◆ **Some records**
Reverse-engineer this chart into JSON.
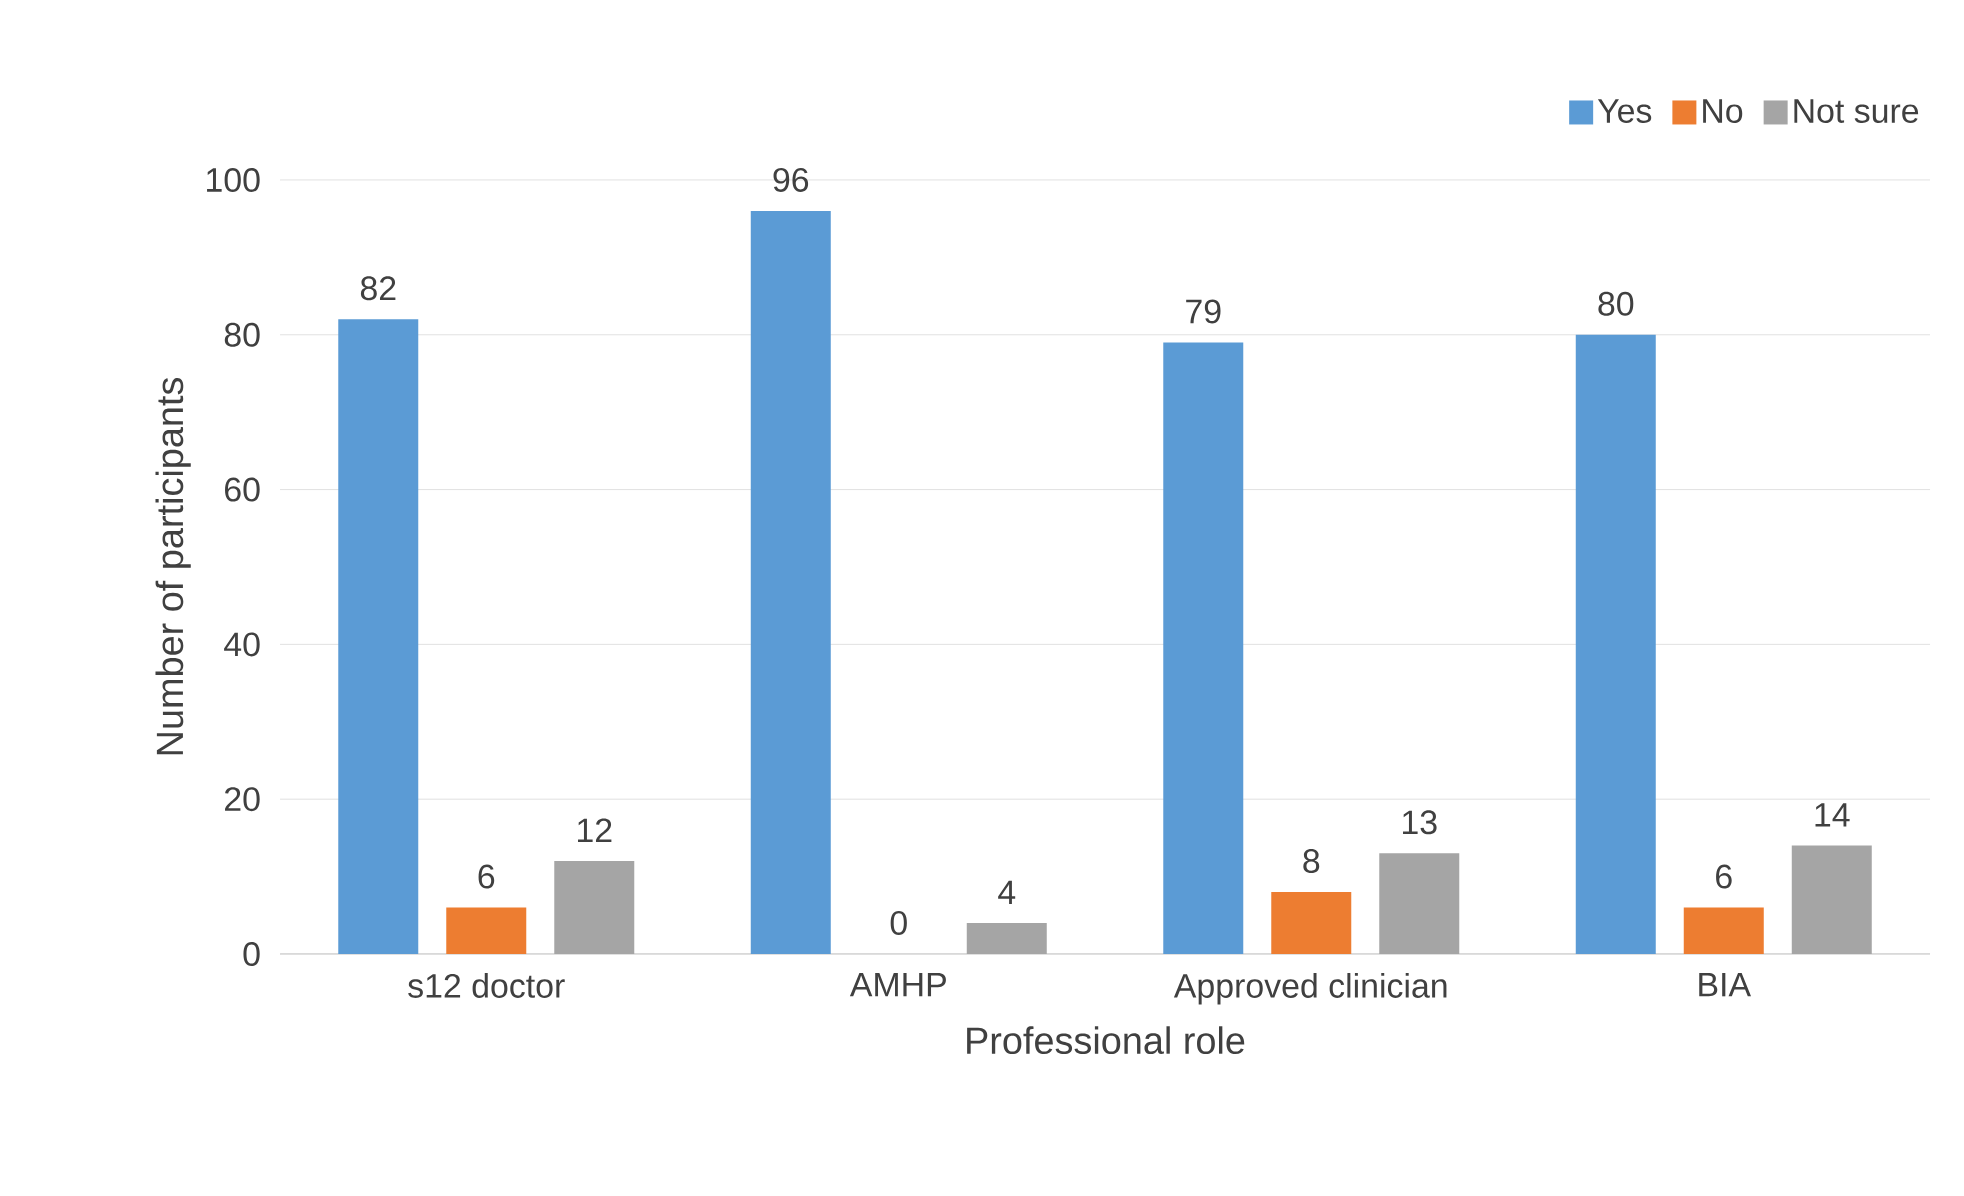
{
  "chart_data": {
    "type": "bar",
    "xlabel": "Professional role",
    "ylabel": "Number of participants",
    "categories": [
      "s12 doctor",
      "AMHP",
      "Approved clinician",
      "BIA"
    ],
    "series": [
      {
        "name": "Yes",
        "color": "#5b9bd5",
        "values": [
          82,
          96,
          79,
          80
        ]
      },
      {
        "name": "No",
        "color": "#ed7d31",
        "values": [
          6,
          0,
          8,
          6
        ]
      },
      {
        "name": "Not sure",
        "color": "#a5a5a5",
        "values": [
          12,
          4,
          13,
          14
        ]
      }
    ],
    "ylim": [
      0,
      100
    ],
    "yticks": [
      0,
      20,
      40,
      60,
      80,
      100
    ],
    "grid": "y",
    "legend": "top right",
    "data_labels": true
  }
}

◆ **EXERCISE AIM**
The word "color" may appear on some lines. Report how many lines hold it, giving the number alone.

◆ **THE ANSWER**
3